**Required work**:
Lay out every line of the items below as a numbered list, leaving out any blank lines.

**Material shown**:
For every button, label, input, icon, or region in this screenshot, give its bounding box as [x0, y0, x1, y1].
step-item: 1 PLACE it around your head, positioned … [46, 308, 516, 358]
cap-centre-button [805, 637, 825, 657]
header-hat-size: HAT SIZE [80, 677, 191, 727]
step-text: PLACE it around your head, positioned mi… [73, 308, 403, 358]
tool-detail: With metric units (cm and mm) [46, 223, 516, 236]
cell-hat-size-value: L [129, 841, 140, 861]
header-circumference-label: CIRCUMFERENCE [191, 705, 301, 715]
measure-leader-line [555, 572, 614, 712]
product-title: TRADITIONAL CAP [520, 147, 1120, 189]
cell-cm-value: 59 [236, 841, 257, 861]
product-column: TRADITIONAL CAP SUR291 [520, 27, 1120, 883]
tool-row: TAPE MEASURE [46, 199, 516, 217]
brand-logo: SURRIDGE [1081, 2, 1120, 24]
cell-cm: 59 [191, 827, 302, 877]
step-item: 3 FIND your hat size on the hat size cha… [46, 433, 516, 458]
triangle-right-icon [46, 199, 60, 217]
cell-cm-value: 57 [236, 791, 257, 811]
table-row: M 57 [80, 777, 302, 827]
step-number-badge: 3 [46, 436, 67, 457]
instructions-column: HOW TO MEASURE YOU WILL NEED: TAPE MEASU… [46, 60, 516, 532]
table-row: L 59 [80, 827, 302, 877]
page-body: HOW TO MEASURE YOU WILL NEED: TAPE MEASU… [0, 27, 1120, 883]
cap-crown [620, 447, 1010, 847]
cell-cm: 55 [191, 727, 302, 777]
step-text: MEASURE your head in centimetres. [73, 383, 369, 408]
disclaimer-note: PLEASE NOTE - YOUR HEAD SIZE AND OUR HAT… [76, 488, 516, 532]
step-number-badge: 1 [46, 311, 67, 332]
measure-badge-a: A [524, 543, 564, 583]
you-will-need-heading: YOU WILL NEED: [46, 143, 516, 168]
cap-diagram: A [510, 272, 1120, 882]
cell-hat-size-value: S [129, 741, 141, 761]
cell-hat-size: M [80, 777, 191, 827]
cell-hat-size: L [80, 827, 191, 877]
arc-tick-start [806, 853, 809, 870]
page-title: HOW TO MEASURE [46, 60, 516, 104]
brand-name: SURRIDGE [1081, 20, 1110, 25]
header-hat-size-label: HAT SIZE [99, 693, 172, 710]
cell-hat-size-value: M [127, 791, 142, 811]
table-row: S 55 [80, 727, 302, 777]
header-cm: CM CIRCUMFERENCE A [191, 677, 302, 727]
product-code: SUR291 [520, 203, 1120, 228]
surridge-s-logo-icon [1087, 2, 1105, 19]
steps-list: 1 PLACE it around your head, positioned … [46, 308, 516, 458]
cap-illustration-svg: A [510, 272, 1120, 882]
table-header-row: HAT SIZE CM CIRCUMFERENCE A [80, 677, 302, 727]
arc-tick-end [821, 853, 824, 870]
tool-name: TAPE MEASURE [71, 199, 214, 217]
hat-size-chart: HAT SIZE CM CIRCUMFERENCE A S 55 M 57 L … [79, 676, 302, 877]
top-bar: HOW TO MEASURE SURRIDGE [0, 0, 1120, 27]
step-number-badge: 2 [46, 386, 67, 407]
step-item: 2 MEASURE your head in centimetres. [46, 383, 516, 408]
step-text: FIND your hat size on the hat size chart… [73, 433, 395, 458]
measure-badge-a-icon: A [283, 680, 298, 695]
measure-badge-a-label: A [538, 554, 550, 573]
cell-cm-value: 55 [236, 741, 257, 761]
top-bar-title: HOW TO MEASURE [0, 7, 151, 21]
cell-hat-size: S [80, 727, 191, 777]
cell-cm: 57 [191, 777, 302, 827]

**Complete answer**:
1. For every button, label, input, icon, or region in this screenshot, give its bounding box as [x0, y0, x1, y1].
2. step-item: 1 PLACE it around your head, positioned … [46, 308, 516, 358]
3. cap-centre-button [805, 637, 825, 657]
4. header-hat-size: HAT SIZE [80, 677, 191, 727]
5. step-text: PLACE it around your head, positioned mi… [73, 308, 403, 358]
6. tool-detail: With metric units (cm and mm) [46, 223, 516, 236]
7. cell-hat-size-value: L [129, 841, 140, 861]
8. header-circumference-label: CIRCUMFERENCE [191, 705, 301, 715]
9. measure-leader-line [555, 572, 614, 712]
10. product-title: TRADITIONAL CAP [520, 147, 1120, 189]
11. cell-cm-value: 59 [236, 841, 257, 861]
12. product-column: TRADITIONAL CAP SUR291 [520, 27, 1120, 883]
13. tool-row: TAPE MEASURE [46, 199, 516, 217]
14. brand-logo: SURRIDGE [1081, 2, 1120, 24]
15. cell-cm: 59 [191, 827, 302, 877]
16. step-item: 3 FIND your hat size on the hat size cha… [46, 433, 516, 458]
17. triangle-right-icon [46, 199, 60, 217]
18. cell-cm-value: 57 [236, 791, 257, 811]
19. table-row: M 57 [80, 777, 302, 827]
20. step-number-badge: 3 [46, 436, 67, 457]
21. instructions-column: HOW TO MEASURE YOU WILL NEED: TAPE MEASU… [46, 60, 516, 532]
22. table-row: L 59 [80, 827, 302, 877]
23. page-body: HOW TO MEASURE YOU WILL NEED: TAPE MEASU… [0, 27, 1120, 883]
24. cap-crown [620, 447, 1010, 847]
25. cell-cm: 55 [191, 727, 302, 777]
26. step-text: MEASURE your head in centimetres. [73, 383, 369, 408]
27. disclaimer-note: PLEASE NOTE - YOUR HEAD SIZE AND OUR HAT… [76, 488, 516, 532]
28. step-number-badge: 1 [46, 311, 67, 332]
29. measure-badge-a: A [524, 543, 564, 583]
30. you-will-need-heading: YOU WILL NEED: [46, 143, 516, 168]
31. cap-diagram: A [510, 272, 1120, 882]
32. cell-hat-size-value: S [129, 741, 141, 761]
33. cell-hat-size: M [80, 777, 191, 827]
34. cell-hat-size: L [80, 827, 191, 877]
35. arc-tick-start [806, 853, 809, 870]
36. page-title: HOW TO MEASURE [46, 60, 516, 104]
37. brand-name: SURRIDGE [1081, 20, 1110, 25]
38. header-hat-size-label: HAT SIZE [99, 693, 172, 710]
39. cell-hat-size-value: M [127, 791, 142, 811]
40. table-row: S 55 [80, 727, 302, 777]
41. header-cm: CM CIRCUMFERENCE A [191, 677, 302, 727]
42. product-code: SUR291 [520, 203, 1120, 228]
43. surridge-s-logo-icon [1087, 2, 1105, 19]
44. steps-list: 1 PLACE it around your head, positioned … [46, 308, 516, 458]
45. cap-illustration-svg: A [510, 272, 1120, 882]
46. table-header-row: HAT SIZE CM CIRCUMFERENCE A [80, 677, 302, 727]
47. arc-tick-end [821, 853, 824, 870]
48. tool-name: TAPE MEASURE [71, 199, 214, 217]
49. hat-size-chart: HAT SIZE CM CIRCUMFERENCE A S 55 M 57 L … [79, 676, 302, 877]
50. top-bar: HOW TO MEASURE SURRIDGE [0, 0, 1120, 27]
51. step-number-badge: 2 [46, 386, 67, 407]
52. step-item: 2 MEASURE your head in centimetres. [46, 383, 516, 408]
53. step-text: FIND your hat size on the hat size chart… [73, 433, 395, 458]
54. measure-badge-a-icon: A [283, 680, 298, 695]
55. measure-badge-a-label: A [538, 554, 550, 573]
56. cell-cm-value: 55 [236, 741, 257, 761]
57. top-bar-title: HOW TO MEASURE [0, 7, 151, 21]
58. cell-hat-size: S [80, 727, 191, 777]
59. cell-cm: 57 [191, 777, 302, 827]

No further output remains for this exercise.